• [STATED EXERCISE]:
Print the data exactly, leaving nothing out.
>> Start RECORDS FOR PROCESSING
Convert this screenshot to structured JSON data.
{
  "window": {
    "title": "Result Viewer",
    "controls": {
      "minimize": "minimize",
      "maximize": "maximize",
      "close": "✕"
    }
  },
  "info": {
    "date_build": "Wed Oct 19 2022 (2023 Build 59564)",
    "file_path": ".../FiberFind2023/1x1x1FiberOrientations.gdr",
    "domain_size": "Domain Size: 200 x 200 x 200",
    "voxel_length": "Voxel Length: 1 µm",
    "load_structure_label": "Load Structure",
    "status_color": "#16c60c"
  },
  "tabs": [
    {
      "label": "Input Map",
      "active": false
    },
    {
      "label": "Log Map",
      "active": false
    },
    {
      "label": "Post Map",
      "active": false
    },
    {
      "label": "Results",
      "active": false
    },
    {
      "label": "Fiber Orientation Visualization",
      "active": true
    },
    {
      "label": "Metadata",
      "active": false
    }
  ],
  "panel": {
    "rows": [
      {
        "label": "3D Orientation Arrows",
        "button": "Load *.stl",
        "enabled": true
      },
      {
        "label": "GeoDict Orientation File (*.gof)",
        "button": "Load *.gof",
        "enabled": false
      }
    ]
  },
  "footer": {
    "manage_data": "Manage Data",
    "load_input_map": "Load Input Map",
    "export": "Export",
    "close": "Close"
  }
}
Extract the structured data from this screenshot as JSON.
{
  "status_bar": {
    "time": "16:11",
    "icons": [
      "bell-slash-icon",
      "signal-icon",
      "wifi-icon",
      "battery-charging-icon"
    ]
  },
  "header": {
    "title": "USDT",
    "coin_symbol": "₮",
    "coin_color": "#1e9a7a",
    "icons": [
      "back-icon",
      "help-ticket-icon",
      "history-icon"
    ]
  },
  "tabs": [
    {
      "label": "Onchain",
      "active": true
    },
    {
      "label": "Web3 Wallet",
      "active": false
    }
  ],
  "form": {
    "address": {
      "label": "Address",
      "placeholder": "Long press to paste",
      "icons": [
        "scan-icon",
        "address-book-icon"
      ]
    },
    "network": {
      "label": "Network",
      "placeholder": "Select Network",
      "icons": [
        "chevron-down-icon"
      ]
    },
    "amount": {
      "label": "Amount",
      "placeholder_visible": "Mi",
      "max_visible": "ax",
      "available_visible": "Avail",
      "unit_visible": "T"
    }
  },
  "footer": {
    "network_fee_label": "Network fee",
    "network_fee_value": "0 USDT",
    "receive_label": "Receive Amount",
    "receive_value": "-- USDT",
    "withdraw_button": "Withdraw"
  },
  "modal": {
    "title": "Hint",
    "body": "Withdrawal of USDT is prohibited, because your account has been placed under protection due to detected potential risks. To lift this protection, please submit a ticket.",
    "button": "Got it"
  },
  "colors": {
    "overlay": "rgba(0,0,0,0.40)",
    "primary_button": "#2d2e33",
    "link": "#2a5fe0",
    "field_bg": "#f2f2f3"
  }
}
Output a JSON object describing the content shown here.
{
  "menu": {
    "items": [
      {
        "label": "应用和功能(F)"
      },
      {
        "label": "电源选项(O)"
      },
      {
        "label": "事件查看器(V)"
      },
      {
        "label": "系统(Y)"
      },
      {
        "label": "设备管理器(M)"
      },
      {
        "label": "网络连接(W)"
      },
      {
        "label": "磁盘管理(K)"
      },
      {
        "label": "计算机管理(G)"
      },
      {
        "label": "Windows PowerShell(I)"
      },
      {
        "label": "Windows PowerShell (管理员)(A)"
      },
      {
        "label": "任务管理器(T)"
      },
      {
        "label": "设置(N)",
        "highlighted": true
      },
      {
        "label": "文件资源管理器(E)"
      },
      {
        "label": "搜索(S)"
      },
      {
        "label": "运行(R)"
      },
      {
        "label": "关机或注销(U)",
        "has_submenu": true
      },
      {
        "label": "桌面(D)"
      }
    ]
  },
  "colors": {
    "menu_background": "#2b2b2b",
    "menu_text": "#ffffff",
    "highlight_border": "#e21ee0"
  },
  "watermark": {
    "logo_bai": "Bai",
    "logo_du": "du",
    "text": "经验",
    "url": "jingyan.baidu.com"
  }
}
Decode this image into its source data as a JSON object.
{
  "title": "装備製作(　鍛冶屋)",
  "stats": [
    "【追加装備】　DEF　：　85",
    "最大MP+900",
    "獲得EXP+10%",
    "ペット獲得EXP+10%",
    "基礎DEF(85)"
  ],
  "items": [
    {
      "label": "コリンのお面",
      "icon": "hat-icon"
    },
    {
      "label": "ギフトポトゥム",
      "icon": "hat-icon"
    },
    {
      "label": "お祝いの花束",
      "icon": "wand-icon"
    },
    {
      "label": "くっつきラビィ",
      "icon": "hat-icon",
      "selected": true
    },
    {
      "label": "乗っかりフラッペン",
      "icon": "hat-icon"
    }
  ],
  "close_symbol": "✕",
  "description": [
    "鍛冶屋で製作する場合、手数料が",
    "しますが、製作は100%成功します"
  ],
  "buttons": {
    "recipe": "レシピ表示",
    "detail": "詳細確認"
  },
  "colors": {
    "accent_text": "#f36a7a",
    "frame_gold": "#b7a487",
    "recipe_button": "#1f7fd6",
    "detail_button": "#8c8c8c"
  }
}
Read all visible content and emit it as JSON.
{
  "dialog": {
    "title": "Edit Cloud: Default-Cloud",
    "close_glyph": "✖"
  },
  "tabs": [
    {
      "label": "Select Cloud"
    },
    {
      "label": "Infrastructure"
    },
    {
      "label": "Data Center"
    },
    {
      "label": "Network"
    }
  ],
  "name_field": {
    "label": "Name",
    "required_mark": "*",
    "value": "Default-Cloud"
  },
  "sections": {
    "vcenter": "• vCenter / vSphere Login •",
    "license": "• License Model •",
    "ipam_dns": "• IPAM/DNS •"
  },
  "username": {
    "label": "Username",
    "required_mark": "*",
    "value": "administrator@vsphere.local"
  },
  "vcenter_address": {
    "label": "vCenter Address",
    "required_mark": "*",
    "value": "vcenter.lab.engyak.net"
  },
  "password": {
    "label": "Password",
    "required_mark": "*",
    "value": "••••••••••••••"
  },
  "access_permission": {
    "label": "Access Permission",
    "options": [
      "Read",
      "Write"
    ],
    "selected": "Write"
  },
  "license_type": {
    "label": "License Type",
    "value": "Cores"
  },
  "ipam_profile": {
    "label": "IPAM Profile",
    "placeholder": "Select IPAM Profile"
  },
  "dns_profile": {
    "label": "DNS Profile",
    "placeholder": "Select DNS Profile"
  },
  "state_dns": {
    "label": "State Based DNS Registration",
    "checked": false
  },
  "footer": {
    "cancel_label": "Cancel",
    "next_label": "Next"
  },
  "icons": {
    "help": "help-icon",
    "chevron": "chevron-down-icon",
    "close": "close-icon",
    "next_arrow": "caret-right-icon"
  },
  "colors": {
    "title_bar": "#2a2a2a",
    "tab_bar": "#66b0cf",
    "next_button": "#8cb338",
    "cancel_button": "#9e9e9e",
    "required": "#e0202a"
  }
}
>> End RECORDS FOR PROCESSING
• [SOLUTION TO THE EXERCISE]:
Convert this screenshot to structured JSON data.
{
  "window": {
    "title": "Result Viewer",
    "controls": {
      "minimize": "minimize",
      "maximize": "maximize",
      "close": "✕"
    }
  },
  "info": {
    "date_build": "Wed Oct 19 2022 (2023 Build 59564)",
    "file_path": ".../FiberFind2023/1x1x1FiberOrientations.gdr",
    "domain_size": "Domain Size: 200 x 200 x 200",
    "voxel_length": "Voxel Length: 1 µm",
    "load_structure_label": "Load Structure",
    "status_color": "#16c60c"
  },
  "tabs": [
    {
      "label": "Input Map",
      "active": false
    },
    {
      "label": "Log Map",
      "active": false
    },
    {
      "label": "Post Map",
      "active": false
    },
    {
      "label": "Results",
      "active": false
    },
    {
      "label": "Fiber Orientation Visualization",
      "active": true
    },
    {
      "label": "Metadata",
      "active": false
    }
  ],
  "panel": {
    "rows": [
      {
        "label": "3D Orientation Arrows",
        "button": "Load *.stl",
        "enabled": true
      },
      {
        "label": "GeoDict Orientation File (*.gof)",
        "button": "Load *.gof",
        "enabled": false
      }
    ]
  },
  "footer": {
    "manage_data": "Manage Data",
    "load_input_map": "Load Input Map",
    "export": "Export",
    "close": "Close"
  }
}
Extract the structured data from this screenshot as JSON.
{
  "status_bar": {
    "time": "16:11",
    "icons": [
      "bell-slash-icon",
      "signal-icon",
      "wifi-icon",
      "battery-charging-icon"
    ]
  },
  "header": {
    "title": "USDT",
    "coin_symbol": "₮",
    "coin_color": "#1e9a7a",
    "icons": [
      "back-icon",
      "help-ticket-icon",
      "history-icon"
    ]
  },
  "tabs": [
    {
      "label": "Onchain",
      "active": true
    },
    {
      "label": "Web3 Wallet",
      "active": false
    }
  ],
  "form": {
    "address": {
      "label": "Address",
      "placeholder": "Long press to paste",
      "icons": [
        "scan-icon",
        "address-book-icon"
      ]
    },
    "network": {
      "label": "Network",
      "placeholder": "Select Network",
      "icons": [
        "chevron-down-icon"
      ]
    },
    "amount": {
      "label": "Amount",
      "placeholder_visible": "Mi",
      "max_visible": "ax",
      "available_visible": "Avail",
      "unit_visible": "T"
    }
  },
  "footer": {
    "network_fee_label": "Network fee",
    "network_fee_value": "0 USDT",
    "receive_label": "Receive Amount",
    "receive_value": "-- USDT",
    "withdraw_button": "Withdraw"
  },
  "modal": {
    "title": "Hint",
    "body": "Withdrawal of USDT is prohibited, because your account has been placed under protection due to detected potential risks. To lift this protection, please submit a ticket.",
    "button": "Got it"
  },
  "colors": {
    "overlay": "rgba(0,0,0,0.40)",
    "primary_button": "#2d2e33",
    "link": "#2a5fe0",
    "field_bg": "#f2f2f3"
  }
}
Output a JSON object describing the content shown here.
{
  "menu": {
    "items": [
      {
        "label": "应用和功能(F)"
      },
      {
        "label": "电源选项(O)"
      },
      {
        "label": "事件查看器(V)"
      },
      {
        "label": "系统(Y)"
      },
      {
        "label": "设备管理器(M)"
      },
      {
        "label": "网络连接(W)"
      },
      {
        "label": "磁盘管理(K)"
      },
      {
        "label": "计算机管理(G)"
      },
      {
        "label": "Windows PowerShell(I)"
      },
      {
        "label": "Windows PowerShell (管理员)(A)"
      },
      {
        "label": "任务管理器(T)"
      },
      {
        "label": "设置(N)",
        "highlighted": true
      },
      {
        "label": "文件资源管理器(E)"
      },
      {
        "label": "搜索(S)"
      },
      {
        "label": "运行(R)"
      },
      {
        "label": "关机或注销(U)",
        "has_submenu": true
      },
      {
        "label": "桌面(D)"
      }
    ]
  },
  "colors": {
    "menu_background": "#2b2b2b",
    "menu_text": "#ffffff",
    "highlight_border": "#e21ee0"
  },
  "watermark": {
    "logo_bai": "Bai",
    "logo_du": "du",
    "text": "经验",
    "url": "jingyan.baidu.com"
  }
}
Decode this image into its source data as a JSON object.
{
  "title": "装備製作(　鍛冶屋)",
  "stats": [
    "【追加装備】　DEF　：　85",
    "最大MP+900",
    "獲得EXP+10%",
    "ペット獲得EXP+10%",
    "基礎DEF(85)"
  ],
  "items": [
    {
      "label": "コリンのお面",
      "icon": "hat-icon"
    },
    {
      "label": "ギフトポトゥム",
      "icon": "hat-icon"
    },
    {
      "label": "お祝いの花束",
      "icon": "wand-icon"
    },
    {
      "label": "くっつきラビィ",
      "icon": "hat-icon",
      "selected": true
    },
    {
      "label": "乗っかりフラッペン",
      "icon": "hat-icon"
    }
  ],
  "close_symbol": "✕",
  "description": [
    "鍛冶屋で製作する場合、手数料が",
    "しますが、製作は100%成功します"
  ],
  "buttons": {
    "recipe": "レシピ表示",
    "detail": "詳細確認"
  },
  "colors": {
    "accent_text": "#f36a7a",
    "frame_gold": "#b7a487",
    "recipe_button": "#1f7fd6",
    "detail_button": "#8c8c8c"
  }
}
Read all visible content and emit it as JSON.
{
  "dialog": {
    "title": "Edit Cloud: Default-Cloud",
    "close_glyph": "✖"
  },
  "tabs": [
    {
      "label": "Select Cloud"
    },
    {
      "label": "Infrastructure"
    },
    {
      "label": "Data Center"
    },
    {
      "label": "Network"
    }
  ],
  "name_field": {
    "label": "Name",
    "required_mark": "*",
    "value": "Default-Cloud"
  },
  "sections": {
    "vcenter": "• vCenter / vSphere Login •",
    "license": "• License Model •",
    "ipam_dns": "• IPAM/DNS •"
  },
  "username": {
    "label": "Username",
    "required_mark": "*",
    "value": "administrator@vsphere.local"
  },
  "vcenter_address": {
    "label": "vCenter Address",
    "required_mark": "*",
    "value": "vcenter.lab.engyak.net"
  },
  "password": {
    "label": "Password",
    "required_mark": "*",
    "value": "••••••••••••••"
  },
  "access_permission": {
    "label": "Access Permission",
    "options": [
      "Read",
      "Write"
    ],
    "selected": "Write"
  },
  "license_type": {
    "label": "License Type",
    "value": "Cores"
  },
  "ipam_profile": {
    "label": "IPAM Profile",
    "placeholder": "Select IPAM Profile"
  },
  "dns_profile": {
    "label": "DNS Profile",
    "placeholder": "Select DNS Profile"
  },
  "state_dns": {
    "label": "State Based DNS Registration",
    "checked": false
  },
  "footer": {
    "cancel_label": "Cancel",
    "next_label": "Next"
  },
  "icons": {
    "help": "help-icon",
    "chevron": "chevron-down-icon",
    "close": "close-icon",
    "next_arrow": "caret-right-icon"
  },
  "colors": {
    "title_bar": "#2a2a2a",
    "tab_bar": "#66b0cf",
    "next_button": "#8cb338",
    "cancel_button": "#9e9e9e",
    "required": "#e0202a"
  }
}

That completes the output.